What is required:
Only a number is wanted: how many lines in the records below contain "content"?

Data lines:
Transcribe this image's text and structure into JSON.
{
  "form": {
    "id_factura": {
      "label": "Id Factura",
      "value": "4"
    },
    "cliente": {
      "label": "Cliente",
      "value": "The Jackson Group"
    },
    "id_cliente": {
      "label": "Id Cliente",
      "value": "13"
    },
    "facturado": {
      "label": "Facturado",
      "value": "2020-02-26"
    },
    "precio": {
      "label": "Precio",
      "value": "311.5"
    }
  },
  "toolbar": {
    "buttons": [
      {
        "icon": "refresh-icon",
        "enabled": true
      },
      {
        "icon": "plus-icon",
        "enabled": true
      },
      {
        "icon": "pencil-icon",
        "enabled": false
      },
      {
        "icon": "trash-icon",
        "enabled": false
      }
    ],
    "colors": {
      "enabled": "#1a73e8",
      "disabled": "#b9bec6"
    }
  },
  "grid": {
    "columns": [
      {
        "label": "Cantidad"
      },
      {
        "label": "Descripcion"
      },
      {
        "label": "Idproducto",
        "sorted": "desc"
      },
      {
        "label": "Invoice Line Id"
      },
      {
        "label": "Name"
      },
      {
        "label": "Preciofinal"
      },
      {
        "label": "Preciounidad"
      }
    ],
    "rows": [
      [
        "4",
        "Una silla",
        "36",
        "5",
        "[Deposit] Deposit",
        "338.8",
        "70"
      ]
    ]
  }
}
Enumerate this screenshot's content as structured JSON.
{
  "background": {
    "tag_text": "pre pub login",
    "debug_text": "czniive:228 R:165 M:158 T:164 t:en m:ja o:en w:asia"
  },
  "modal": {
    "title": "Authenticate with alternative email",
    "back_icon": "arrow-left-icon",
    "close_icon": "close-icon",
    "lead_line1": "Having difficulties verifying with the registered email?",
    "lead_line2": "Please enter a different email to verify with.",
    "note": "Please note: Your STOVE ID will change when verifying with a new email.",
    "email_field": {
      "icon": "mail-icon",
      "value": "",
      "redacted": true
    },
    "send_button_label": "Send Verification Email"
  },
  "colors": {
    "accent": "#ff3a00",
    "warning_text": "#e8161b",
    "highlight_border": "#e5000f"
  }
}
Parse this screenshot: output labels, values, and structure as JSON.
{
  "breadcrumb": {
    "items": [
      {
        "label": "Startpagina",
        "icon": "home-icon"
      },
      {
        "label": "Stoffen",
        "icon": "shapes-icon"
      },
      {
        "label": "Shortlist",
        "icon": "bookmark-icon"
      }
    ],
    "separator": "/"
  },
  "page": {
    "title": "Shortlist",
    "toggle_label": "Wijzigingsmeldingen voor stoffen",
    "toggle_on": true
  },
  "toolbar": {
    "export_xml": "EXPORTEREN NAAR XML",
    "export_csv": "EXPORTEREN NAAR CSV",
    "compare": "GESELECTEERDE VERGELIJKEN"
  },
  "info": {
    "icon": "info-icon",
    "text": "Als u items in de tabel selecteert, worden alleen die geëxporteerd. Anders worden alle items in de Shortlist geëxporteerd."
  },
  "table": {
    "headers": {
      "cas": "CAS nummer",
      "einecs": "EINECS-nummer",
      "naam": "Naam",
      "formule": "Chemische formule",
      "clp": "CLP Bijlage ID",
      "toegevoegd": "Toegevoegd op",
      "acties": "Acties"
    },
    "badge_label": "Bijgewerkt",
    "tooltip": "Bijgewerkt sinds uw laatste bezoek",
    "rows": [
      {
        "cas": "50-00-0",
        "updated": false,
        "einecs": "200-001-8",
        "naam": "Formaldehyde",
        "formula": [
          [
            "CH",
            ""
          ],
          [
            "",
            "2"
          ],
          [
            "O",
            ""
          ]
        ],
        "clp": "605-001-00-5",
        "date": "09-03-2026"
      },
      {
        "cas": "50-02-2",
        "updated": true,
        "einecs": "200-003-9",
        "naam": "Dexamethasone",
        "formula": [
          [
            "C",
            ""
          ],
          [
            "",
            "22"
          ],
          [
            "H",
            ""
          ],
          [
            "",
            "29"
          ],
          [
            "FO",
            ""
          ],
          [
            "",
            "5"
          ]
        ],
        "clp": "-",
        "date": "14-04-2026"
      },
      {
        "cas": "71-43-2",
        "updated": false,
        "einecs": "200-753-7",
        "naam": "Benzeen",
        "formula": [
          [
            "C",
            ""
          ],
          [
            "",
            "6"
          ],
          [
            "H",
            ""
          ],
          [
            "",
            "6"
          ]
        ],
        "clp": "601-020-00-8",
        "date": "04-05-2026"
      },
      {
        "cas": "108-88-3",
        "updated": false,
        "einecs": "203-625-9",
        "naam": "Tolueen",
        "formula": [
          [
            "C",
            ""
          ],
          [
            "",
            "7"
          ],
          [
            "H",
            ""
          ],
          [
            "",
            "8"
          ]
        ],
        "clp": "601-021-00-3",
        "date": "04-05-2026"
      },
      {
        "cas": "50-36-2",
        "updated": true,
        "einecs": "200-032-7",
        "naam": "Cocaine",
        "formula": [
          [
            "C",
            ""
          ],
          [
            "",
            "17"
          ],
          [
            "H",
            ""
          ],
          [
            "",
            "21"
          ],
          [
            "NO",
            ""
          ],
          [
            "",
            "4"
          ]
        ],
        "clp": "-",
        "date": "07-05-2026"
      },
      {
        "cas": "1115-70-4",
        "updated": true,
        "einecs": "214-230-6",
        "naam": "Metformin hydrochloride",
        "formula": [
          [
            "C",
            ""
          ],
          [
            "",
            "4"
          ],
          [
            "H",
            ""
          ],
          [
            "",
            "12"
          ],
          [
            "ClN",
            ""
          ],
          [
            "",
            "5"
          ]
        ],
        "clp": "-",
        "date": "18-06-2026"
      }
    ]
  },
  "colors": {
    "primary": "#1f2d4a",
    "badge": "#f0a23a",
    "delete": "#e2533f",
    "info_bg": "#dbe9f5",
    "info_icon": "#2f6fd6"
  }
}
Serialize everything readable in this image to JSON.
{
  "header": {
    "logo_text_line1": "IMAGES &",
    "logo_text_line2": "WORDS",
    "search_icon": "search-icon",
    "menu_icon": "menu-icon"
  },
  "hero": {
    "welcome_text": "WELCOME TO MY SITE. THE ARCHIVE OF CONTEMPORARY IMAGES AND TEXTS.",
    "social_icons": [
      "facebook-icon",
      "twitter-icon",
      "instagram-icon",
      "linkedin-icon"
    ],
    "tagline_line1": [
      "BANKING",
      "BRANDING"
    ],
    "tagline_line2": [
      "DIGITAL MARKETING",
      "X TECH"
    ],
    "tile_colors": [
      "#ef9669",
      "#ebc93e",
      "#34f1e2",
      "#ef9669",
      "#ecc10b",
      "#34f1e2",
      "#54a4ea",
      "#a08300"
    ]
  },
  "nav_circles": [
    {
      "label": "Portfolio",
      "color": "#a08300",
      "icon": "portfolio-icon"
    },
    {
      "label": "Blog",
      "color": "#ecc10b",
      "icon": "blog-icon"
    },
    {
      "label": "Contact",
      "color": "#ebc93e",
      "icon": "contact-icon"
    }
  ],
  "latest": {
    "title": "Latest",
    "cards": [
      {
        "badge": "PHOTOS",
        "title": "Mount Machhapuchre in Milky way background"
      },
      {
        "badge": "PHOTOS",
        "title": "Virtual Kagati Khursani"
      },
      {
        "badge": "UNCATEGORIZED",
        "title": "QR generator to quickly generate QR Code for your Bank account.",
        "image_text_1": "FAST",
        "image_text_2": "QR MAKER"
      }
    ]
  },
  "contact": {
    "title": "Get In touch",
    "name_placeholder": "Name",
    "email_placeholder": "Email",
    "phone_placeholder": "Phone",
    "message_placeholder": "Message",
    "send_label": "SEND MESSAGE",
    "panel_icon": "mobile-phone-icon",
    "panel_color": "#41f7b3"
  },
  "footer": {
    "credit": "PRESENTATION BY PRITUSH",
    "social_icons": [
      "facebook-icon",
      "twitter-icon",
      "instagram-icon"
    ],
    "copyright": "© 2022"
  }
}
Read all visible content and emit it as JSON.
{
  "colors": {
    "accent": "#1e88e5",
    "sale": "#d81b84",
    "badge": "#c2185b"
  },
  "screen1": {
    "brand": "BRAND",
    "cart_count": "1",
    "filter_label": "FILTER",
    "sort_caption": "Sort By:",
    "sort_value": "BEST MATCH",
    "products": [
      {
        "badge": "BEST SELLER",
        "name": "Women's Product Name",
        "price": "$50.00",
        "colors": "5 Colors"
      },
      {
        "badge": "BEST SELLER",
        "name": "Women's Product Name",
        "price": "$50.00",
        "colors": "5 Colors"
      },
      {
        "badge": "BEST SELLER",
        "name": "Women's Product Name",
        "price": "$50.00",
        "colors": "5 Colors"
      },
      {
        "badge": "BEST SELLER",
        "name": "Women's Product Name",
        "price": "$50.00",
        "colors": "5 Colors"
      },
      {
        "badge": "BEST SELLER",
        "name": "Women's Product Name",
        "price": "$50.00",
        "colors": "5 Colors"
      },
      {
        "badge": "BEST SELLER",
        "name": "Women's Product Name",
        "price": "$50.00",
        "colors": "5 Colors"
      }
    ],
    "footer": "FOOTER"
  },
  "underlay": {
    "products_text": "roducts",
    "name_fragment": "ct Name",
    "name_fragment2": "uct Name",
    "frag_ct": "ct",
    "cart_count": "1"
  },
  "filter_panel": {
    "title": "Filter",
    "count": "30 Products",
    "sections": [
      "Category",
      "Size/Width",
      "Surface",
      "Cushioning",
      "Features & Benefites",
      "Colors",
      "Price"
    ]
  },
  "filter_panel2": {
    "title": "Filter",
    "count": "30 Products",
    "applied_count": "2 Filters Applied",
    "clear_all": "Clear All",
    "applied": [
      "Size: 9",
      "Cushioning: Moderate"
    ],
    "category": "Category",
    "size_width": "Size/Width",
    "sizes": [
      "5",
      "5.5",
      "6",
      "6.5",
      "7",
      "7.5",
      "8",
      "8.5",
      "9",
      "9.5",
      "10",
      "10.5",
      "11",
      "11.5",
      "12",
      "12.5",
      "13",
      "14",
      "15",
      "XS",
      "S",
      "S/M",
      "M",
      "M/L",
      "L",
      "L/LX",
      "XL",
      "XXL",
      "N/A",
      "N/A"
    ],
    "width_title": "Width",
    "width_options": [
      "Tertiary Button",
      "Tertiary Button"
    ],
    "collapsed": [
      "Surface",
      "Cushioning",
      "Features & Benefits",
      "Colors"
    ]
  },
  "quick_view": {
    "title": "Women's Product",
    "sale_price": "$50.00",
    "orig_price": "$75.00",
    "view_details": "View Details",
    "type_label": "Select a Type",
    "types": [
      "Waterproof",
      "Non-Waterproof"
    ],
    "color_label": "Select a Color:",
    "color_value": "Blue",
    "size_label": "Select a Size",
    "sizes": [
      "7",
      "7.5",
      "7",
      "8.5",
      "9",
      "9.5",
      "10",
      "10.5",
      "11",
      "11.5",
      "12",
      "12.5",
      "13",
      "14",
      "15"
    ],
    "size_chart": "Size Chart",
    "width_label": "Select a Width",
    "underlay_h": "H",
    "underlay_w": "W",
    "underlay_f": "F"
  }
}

Problem solution:
2